Only the lines holding the string "Indian" are needed. Copy each one.

— Start DATA SECTION —

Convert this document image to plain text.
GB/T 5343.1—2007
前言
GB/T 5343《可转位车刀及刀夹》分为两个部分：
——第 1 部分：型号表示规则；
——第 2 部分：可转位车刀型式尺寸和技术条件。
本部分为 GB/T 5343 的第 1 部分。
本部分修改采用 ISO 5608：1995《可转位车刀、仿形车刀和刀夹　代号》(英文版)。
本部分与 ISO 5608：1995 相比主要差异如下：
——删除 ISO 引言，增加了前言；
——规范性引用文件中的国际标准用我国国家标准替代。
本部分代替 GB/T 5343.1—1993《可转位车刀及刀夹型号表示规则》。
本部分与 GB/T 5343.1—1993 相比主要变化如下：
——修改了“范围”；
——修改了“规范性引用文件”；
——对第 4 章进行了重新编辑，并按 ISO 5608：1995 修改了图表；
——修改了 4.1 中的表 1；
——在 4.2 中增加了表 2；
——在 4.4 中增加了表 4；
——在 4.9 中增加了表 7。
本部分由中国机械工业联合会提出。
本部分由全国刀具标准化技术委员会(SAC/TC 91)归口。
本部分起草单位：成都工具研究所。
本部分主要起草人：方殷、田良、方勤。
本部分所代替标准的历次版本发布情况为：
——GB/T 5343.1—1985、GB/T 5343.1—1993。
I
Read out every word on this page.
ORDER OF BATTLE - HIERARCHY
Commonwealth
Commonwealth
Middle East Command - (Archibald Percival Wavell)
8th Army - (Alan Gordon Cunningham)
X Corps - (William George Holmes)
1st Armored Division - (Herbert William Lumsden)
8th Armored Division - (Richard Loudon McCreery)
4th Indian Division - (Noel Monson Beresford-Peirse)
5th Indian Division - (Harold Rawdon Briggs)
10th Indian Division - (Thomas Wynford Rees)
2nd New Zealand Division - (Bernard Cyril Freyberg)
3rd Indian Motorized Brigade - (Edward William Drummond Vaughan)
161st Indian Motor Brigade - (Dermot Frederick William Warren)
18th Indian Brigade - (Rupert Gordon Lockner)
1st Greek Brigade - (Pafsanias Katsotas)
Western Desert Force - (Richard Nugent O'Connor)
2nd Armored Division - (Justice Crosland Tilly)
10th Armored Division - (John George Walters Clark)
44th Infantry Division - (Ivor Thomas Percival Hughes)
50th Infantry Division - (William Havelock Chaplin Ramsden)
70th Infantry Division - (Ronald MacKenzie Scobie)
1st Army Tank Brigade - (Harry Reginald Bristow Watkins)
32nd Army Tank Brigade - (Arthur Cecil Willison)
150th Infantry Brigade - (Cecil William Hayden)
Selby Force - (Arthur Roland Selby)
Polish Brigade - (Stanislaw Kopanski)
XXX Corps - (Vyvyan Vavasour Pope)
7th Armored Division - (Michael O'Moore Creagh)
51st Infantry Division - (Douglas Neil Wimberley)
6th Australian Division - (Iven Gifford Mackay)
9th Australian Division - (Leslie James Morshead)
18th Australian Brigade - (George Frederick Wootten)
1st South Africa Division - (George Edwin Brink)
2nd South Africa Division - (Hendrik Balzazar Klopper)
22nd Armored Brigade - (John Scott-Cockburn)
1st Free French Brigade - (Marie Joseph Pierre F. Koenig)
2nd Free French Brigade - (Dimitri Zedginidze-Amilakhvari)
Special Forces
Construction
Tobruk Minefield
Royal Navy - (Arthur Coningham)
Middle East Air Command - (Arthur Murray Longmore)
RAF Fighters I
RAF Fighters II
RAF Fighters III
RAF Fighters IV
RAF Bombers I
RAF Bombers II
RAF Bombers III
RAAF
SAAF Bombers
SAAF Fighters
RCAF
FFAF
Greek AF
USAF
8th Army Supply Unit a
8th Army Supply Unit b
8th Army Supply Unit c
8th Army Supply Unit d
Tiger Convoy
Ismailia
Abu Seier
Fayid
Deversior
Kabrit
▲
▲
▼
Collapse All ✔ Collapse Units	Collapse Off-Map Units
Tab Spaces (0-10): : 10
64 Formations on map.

— End DATA SECTION —

» EXERCISE RESPONSE:
4th Indian Division - (Noel Monson Beresford-Peirse)
5th Indian Division - (Harold Rawdon Briggs)
10th Indian Division - (Thomas Wynford Rees)
3rd Indian Motorized Brigade - (Edward William Drummond Vaughan)
161st Indian Motor Brigade - (Dermot Frederick William Warren)
18th Indian Brigade - (Rupert Gordon Lockner)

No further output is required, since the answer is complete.